With an all-new story written by renowned comic book author Matt Fraction, Iron Man 2 will include familiar elements from both the movie and comic book universes, allowing players to truly feel the power of Iron Man with new destructible environments, epic enemies, and innovative hand-to-hand combat moves.

Before you scroll to the bottom of this article and find your expected movie game score, let it be known that I am a huge Iron Man fan. I absolutely adore Iron Man in his comic and movie forms. As far as "Iron Man 2" is concerned, I risked my health for that movie. I went to a midnight screening of "Iron Man 2" while I was running a 103-degree fever and my nose was leaking like a faucet. I love Iron Man that much. With all that said, Iron Man 2 on the PSP falls short of the low standard set by movie games. The prequel was better, and your money will probably be better spent on buying the movie when it comes out on Blu-ray or DVD.

As a starting point, it's difficult to even justify the title of the game. Iron Man 2 on the PSP doesn't even acknowledge that the movie events have occurred. Over the course of the game, you'll take on a multitude of enemies from the comics, but not once is there a mention of anything from the "Iron Man 2" film. It's assumed that the game takes place sometime after the movie, as both Iron Man and War Machine are present. Most of the appeal of movie games — and the reason people keep buying them — is that they can play through the movie and interact with their favorite set pieces from the film. Because of that aspect, I've enjoyed some movie games in the past, such as Matrix: Path of Neo. This game would be more accurately titled Iron Man and War Machine vs. Ultimo and Crimson Dynamo.

Well, the lack of a movie tie-in isn't completely true. The game uses the likenesses of most of the movie characters (with the bizarre omission of Scarlett Johansson's Black Widow), and a couple of the film actors actually lend their voices to the game. This is neat and all, but Don Cheadle really sounds like he's phoning in most of his lines, and although Samuel L. Jackson does an amazing job in the role of Nick Fury, his character is such a minor one that his screen time is kept to a minimum. Thankfully, all of the sound-alike actors do a great job. The sound-alike for Robert Downey, Jr., actually delivered a better performance than Cheadle.

That's not to say that the presentation is very good. The story is decently written but extremely difficult to follow, and I'm still not entirely sure how I got from weather control to stealing Jarvis from Tony Stark and putting it in a giant robot, but that's one of the plots. Most of the story is delivered in the cheapest imaginable way by simply having character stills accompanied by some dialogue. There are a few cut scenes that use the in-game graphics engine, but they tend to look a bit awkward, as everything has been scaled down from the Wii iteration, resulting in lots of little missing details. The dialogue doesn't even mask the load time for the actual gameplay; you sit there for up to a minute waiting for the game to load. There's not even a proper ending. Cheadle's final line is cut off mid-sentence, and then you're spit out into the main menu.

→ The exercise
Can you repeat the stretch of the review from "That's not to" through "the main menu.", changing "giant robot" to "huge robot"? The entries that come next were taken from a separate source.

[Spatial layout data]
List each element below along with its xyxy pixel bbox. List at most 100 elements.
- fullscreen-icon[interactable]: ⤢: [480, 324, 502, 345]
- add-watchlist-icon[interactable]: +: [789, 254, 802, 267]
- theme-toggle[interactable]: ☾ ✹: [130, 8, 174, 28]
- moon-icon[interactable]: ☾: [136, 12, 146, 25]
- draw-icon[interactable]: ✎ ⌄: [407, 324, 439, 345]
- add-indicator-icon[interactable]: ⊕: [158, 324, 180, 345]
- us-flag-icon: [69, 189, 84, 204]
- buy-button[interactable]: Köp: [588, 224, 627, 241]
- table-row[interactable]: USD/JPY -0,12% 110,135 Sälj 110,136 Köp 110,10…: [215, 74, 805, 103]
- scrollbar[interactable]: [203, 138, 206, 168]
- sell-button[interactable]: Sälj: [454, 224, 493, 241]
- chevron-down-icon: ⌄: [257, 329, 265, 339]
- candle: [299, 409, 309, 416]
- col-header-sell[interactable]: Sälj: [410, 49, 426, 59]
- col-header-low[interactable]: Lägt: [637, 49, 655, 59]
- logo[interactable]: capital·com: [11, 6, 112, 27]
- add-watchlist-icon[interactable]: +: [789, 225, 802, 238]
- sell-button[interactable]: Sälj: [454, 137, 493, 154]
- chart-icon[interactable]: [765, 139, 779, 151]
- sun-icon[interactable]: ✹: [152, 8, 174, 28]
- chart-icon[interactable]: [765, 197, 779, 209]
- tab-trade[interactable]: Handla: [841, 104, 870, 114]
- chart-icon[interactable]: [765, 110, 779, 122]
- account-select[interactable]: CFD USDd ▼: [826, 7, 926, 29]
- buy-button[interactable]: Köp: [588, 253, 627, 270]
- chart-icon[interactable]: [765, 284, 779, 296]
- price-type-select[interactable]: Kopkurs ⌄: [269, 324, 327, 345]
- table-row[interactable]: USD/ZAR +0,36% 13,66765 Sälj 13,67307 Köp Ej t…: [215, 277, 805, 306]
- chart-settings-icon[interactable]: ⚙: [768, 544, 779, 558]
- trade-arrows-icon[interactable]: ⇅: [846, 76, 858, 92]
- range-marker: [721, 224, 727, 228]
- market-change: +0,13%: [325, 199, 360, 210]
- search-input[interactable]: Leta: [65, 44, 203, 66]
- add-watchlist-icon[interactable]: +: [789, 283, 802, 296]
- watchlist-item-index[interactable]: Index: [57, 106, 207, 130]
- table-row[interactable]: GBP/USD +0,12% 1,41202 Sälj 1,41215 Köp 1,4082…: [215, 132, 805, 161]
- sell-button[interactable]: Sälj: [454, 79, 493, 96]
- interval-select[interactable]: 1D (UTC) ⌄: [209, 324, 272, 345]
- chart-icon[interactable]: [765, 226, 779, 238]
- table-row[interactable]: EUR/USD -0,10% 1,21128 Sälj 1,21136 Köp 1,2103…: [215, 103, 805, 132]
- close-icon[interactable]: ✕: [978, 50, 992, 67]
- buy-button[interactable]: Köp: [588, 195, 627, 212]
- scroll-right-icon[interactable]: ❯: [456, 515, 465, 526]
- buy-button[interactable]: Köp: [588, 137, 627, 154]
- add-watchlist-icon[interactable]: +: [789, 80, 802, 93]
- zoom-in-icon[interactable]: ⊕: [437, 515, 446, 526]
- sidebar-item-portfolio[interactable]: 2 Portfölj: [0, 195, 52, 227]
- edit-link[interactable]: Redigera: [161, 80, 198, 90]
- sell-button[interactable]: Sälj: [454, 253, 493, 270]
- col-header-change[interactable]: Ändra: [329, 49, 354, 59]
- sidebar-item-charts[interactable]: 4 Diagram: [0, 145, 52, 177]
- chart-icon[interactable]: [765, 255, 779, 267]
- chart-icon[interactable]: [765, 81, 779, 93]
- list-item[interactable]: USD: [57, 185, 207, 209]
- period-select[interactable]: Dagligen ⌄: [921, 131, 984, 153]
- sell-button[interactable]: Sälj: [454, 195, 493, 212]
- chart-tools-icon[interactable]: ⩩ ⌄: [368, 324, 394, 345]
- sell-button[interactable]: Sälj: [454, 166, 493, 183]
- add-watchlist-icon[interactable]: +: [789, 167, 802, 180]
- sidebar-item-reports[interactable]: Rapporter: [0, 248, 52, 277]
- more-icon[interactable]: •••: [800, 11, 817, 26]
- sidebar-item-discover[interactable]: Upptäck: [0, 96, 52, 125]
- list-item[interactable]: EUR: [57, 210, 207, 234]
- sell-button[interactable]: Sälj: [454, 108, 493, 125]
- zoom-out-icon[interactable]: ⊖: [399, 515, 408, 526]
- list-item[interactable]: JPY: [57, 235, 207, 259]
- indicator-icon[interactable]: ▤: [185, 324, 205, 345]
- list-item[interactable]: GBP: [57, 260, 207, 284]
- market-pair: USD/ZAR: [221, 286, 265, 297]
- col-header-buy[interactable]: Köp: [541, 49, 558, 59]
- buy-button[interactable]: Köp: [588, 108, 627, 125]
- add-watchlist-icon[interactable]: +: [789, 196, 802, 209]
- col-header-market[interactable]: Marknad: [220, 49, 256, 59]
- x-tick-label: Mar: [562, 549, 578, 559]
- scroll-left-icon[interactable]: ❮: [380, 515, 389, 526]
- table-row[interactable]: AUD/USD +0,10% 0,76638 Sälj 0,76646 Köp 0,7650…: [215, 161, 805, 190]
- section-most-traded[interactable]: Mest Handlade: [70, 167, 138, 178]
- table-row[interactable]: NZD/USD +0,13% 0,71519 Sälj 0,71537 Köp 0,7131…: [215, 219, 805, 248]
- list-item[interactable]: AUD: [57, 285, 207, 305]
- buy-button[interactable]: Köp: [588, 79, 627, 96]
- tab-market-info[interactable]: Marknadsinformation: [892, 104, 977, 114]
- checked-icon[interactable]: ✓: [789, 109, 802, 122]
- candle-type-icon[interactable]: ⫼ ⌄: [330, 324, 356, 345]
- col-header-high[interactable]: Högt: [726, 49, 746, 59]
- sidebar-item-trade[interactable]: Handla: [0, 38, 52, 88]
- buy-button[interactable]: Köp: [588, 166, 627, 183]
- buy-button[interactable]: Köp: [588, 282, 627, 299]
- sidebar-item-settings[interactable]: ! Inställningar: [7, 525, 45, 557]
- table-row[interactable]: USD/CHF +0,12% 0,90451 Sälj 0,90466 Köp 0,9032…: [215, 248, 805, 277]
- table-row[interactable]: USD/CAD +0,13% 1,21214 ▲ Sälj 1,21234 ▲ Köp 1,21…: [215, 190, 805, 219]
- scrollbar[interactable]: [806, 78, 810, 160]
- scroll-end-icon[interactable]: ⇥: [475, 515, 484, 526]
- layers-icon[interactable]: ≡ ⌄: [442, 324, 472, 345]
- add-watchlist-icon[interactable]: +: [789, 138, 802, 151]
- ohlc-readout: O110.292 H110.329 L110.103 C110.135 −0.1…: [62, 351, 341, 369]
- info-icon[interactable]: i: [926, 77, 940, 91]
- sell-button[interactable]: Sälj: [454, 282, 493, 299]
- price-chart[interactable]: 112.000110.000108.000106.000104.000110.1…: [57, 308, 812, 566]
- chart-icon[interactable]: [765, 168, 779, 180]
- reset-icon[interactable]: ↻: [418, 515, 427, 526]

→ Task output
That's not to say that the presentation is very good. The story is decently written but extremely difficult to follow, and I'm still not entirely sure how I got from weather control to stealing Jarvis from Tony Stark and putting it in a huge robot, but that's one of the plots. Most of the story is delivered in the cheapest imaginable way by simply having character stills accompanied by some dialogue. There are a few cut scenes that use the in-game graphics engine, but they tend to look a bit awkward, as everything has been scaled down from the Wii iteration, resulting in lots of little missing details. The dialogue doesn't even mask the load time for the actual gameplay; you sit there for up to a minute waiting for the game to load. There's not even a proper ending. Cheadle's final line is cut off mid-sentence, and then you're spit out into the main menu.